-- The exercise --
Pull each line containing "phase" out of the data and copy it.

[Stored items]
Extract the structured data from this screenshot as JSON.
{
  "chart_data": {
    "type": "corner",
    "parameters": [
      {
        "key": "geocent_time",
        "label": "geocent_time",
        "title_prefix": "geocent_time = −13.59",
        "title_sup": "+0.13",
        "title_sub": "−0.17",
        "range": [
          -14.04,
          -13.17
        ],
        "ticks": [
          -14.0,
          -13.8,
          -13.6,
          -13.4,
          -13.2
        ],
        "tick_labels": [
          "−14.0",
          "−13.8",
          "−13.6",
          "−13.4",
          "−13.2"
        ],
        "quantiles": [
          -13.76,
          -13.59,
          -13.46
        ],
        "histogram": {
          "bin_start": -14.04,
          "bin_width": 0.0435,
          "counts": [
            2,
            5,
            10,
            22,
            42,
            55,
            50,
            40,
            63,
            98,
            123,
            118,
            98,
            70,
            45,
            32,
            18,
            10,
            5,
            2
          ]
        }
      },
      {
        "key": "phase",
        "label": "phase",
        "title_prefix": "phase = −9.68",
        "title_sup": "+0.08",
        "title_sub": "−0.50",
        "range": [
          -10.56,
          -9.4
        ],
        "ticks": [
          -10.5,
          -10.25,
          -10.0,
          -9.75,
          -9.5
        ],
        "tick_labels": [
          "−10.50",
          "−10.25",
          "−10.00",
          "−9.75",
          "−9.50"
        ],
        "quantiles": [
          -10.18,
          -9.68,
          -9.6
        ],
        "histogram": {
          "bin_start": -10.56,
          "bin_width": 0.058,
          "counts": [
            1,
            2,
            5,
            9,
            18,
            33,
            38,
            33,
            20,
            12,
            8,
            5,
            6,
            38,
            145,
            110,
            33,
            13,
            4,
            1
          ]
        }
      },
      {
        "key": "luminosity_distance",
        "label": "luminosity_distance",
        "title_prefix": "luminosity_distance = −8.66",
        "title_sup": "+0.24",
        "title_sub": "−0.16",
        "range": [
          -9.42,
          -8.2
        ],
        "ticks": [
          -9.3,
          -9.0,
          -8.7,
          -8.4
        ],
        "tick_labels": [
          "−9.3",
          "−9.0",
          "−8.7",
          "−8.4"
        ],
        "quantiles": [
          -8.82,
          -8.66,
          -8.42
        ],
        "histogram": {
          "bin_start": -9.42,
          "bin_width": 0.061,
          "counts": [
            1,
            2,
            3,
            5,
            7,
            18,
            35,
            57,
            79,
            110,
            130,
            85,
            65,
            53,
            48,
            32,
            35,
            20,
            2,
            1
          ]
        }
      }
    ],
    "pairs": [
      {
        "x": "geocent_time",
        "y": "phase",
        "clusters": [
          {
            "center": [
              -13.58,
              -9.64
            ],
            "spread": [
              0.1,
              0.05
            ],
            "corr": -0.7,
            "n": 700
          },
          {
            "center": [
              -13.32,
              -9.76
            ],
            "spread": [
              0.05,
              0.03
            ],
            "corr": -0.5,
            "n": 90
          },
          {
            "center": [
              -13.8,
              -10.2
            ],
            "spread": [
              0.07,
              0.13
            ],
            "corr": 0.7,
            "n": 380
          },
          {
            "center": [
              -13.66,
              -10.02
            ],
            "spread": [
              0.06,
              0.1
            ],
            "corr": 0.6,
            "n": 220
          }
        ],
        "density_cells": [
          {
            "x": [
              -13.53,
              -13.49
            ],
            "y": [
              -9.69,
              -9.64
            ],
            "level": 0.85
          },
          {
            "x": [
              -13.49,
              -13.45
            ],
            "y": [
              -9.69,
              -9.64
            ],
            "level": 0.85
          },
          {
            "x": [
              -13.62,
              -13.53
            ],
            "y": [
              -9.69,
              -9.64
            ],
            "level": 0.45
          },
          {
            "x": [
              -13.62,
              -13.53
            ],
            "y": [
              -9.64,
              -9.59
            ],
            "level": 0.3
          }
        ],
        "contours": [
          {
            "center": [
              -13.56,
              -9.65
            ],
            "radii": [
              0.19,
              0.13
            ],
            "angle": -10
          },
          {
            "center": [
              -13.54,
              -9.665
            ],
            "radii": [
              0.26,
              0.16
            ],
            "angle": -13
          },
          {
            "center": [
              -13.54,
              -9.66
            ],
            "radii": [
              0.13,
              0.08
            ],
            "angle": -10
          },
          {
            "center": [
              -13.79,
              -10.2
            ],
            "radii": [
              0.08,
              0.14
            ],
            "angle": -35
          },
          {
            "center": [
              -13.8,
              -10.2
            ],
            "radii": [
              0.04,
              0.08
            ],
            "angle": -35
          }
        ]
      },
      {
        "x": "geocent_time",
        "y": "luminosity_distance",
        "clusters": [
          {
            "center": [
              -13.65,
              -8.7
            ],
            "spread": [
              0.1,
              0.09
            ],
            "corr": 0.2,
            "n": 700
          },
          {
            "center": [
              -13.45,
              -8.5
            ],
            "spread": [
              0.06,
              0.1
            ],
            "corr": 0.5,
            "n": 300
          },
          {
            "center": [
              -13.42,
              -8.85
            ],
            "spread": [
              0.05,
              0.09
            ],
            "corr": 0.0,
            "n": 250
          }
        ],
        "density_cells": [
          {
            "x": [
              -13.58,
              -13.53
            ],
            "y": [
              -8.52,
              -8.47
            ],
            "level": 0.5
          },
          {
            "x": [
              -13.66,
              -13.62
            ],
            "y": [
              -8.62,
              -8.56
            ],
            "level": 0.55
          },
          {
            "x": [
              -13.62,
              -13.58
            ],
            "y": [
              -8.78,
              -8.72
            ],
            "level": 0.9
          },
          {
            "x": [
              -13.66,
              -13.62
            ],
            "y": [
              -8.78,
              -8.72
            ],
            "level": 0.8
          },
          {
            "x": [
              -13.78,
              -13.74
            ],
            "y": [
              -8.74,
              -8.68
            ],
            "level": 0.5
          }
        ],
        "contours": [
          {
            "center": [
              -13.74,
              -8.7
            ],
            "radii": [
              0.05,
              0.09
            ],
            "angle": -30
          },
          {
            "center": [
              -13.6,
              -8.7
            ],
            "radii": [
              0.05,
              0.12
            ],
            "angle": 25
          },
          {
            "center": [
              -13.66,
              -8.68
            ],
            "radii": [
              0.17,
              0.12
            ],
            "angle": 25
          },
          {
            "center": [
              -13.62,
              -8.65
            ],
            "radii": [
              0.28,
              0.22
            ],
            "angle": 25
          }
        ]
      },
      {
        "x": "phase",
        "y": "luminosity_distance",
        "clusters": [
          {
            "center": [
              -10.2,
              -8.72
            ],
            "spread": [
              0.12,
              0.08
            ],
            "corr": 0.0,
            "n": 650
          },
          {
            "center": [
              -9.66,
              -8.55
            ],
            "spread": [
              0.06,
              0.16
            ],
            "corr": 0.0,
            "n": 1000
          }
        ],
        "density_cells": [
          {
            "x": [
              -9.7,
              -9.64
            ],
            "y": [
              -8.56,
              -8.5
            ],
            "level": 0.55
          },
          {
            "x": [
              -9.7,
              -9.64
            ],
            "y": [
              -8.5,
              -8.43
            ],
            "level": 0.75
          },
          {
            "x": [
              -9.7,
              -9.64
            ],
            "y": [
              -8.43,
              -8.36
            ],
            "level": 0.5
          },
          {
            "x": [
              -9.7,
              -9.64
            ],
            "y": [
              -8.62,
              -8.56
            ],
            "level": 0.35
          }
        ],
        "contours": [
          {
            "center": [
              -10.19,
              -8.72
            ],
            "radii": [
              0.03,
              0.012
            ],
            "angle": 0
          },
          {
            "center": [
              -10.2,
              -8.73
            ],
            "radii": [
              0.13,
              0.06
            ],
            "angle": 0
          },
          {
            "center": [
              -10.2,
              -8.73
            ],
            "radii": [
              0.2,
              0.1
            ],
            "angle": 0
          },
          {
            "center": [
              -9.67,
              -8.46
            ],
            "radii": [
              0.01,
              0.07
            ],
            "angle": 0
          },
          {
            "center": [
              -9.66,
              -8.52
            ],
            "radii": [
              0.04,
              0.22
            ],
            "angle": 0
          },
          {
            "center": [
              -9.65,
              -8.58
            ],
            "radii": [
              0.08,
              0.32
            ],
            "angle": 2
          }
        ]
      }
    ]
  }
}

-- Full response --
        "key": "phase",
        "label": "phase",
        "title_prefix": "phase = −9.68",
        "y": "phase",
        "x": "phase",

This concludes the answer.